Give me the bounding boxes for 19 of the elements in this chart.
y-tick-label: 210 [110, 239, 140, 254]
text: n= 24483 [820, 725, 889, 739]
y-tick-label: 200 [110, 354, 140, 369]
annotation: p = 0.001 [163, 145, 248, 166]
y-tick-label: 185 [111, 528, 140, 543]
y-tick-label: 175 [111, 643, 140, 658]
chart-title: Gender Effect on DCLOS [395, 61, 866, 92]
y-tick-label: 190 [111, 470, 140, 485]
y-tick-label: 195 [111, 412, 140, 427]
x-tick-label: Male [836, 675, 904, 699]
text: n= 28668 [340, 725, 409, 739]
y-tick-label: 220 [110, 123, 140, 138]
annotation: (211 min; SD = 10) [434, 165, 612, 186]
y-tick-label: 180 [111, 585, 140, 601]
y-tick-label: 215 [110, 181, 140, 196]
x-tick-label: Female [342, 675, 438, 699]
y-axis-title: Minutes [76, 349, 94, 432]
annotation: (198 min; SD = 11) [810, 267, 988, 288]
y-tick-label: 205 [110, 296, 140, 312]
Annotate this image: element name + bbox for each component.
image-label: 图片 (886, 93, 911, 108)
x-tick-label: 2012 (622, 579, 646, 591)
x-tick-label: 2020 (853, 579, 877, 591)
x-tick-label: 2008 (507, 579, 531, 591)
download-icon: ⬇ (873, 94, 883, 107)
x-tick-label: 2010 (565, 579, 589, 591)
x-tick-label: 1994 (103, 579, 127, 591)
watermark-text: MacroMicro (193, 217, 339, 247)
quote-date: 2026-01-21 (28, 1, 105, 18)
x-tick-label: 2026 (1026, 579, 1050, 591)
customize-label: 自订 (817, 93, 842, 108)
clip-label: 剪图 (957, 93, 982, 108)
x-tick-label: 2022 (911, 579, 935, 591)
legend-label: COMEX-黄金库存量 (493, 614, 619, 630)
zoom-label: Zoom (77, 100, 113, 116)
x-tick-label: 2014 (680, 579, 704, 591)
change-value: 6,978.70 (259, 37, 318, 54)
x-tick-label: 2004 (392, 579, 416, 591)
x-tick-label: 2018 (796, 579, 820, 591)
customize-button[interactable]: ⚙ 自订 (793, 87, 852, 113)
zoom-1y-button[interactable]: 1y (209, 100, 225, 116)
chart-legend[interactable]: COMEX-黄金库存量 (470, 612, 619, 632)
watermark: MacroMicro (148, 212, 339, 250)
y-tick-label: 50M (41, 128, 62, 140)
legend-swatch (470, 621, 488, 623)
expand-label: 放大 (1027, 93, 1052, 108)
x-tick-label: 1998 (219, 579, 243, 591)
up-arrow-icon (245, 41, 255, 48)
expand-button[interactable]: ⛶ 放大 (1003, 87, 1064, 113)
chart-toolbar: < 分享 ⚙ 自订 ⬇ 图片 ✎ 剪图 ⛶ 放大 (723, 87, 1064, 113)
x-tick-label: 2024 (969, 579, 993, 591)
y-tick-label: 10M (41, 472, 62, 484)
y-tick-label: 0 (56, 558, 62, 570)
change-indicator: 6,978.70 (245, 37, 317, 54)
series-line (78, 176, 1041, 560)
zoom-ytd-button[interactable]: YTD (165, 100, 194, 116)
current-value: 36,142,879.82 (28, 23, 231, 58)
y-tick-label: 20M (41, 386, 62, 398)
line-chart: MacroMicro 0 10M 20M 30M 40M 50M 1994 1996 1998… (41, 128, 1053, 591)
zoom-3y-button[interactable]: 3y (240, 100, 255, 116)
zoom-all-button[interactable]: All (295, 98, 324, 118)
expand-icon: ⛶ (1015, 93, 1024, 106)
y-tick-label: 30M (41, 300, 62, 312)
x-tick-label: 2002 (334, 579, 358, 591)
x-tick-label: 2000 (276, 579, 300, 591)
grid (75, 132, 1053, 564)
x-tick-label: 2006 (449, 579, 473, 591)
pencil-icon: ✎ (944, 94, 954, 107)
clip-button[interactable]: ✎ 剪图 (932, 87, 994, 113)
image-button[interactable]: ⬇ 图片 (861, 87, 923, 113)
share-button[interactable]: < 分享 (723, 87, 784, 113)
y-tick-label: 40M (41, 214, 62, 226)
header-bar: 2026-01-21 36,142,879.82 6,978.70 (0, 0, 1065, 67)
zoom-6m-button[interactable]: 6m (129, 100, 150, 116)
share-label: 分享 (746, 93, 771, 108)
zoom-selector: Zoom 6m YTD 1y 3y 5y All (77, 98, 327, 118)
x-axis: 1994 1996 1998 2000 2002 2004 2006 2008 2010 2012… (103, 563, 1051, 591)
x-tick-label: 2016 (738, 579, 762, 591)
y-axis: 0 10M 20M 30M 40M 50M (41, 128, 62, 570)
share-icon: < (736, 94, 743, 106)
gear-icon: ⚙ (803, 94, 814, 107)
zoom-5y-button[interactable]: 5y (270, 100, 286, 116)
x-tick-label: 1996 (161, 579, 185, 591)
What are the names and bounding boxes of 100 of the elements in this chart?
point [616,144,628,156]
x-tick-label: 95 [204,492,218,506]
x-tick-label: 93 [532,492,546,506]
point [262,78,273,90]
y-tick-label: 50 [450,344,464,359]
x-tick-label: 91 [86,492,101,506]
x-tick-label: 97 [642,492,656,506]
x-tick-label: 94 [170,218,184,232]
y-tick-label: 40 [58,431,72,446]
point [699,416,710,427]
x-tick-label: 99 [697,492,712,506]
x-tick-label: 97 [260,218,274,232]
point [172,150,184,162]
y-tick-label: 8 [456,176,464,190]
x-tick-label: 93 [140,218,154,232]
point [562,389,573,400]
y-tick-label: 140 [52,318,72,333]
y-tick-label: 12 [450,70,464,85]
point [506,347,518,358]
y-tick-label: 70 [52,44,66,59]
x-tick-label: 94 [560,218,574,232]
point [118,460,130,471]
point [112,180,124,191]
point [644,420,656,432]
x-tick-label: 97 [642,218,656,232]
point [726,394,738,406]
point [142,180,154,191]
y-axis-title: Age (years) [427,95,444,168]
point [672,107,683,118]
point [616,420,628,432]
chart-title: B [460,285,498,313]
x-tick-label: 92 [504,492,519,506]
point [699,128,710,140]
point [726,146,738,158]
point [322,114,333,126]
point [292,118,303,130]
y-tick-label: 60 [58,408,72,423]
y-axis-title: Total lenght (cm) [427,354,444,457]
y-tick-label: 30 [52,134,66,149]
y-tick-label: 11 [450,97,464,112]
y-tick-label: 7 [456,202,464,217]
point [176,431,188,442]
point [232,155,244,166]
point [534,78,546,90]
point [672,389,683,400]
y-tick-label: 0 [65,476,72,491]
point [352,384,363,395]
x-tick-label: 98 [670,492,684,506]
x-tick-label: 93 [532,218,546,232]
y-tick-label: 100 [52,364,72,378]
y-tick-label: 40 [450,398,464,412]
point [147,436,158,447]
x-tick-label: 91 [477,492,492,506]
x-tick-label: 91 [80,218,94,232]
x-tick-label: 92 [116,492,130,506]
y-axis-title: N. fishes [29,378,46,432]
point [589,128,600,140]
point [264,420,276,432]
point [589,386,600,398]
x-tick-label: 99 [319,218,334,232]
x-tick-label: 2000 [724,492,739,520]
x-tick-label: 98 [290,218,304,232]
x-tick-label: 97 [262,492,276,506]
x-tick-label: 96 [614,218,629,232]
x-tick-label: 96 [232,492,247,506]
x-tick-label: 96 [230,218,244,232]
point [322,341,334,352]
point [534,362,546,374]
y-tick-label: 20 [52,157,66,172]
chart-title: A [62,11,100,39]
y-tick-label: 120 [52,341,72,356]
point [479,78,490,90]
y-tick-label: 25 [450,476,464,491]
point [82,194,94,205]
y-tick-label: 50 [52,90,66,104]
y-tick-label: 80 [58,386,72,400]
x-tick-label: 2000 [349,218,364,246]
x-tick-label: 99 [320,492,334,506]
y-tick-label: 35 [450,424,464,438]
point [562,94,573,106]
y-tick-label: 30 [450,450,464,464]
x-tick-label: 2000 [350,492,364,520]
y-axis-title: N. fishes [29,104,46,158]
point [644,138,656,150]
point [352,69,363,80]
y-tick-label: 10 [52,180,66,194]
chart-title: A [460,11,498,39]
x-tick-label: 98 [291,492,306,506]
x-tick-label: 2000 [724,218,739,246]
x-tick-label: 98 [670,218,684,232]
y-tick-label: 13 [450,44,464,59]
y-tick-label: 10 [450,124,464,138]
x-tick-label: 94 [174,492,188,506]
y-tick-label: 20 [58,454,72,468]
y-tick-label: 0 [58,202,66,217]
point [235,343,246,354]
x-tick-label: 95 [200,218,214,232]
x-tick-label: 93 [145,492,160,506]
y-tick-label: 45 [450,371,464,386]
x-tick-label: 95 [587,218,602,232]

· · ·

▶ What you are asked to do: Reproduce the data verbatim, starting from its very first line and continuing through the line that contains "annotation: (211 min;".

▶ Output of the exercise:
Give me the bounding boxes for 19 of the elements in this chart.
y-tick-label: 210 [110, 239, 140, 254]
text: n= 24483 [820, 725, 889, 739]
y-tick-label: 200 [110, 354, 140, 369]
annotation: p = 0.001 [163, 145, 248, 166]
y-tick-label: 185 [111, 528, 140, 543]
y-tick-label: 175 [111, 643, 140, 658]
chart-title: Gender Effect on DCLOS [395, 61, 866, 92]
y-tick-label: 190 [111, 470, 140, 485]
y-tick-label: 195 [111, 412, 140, 427]
x-tick-label: Male [836, 675, 904, 699]
text: n= 28668 [340, 725, 409, 739]
y-tick-label: 220 [110, 123, 140, 138]
annotation: (211 min; SD = 10) [434, 165, 612, 186]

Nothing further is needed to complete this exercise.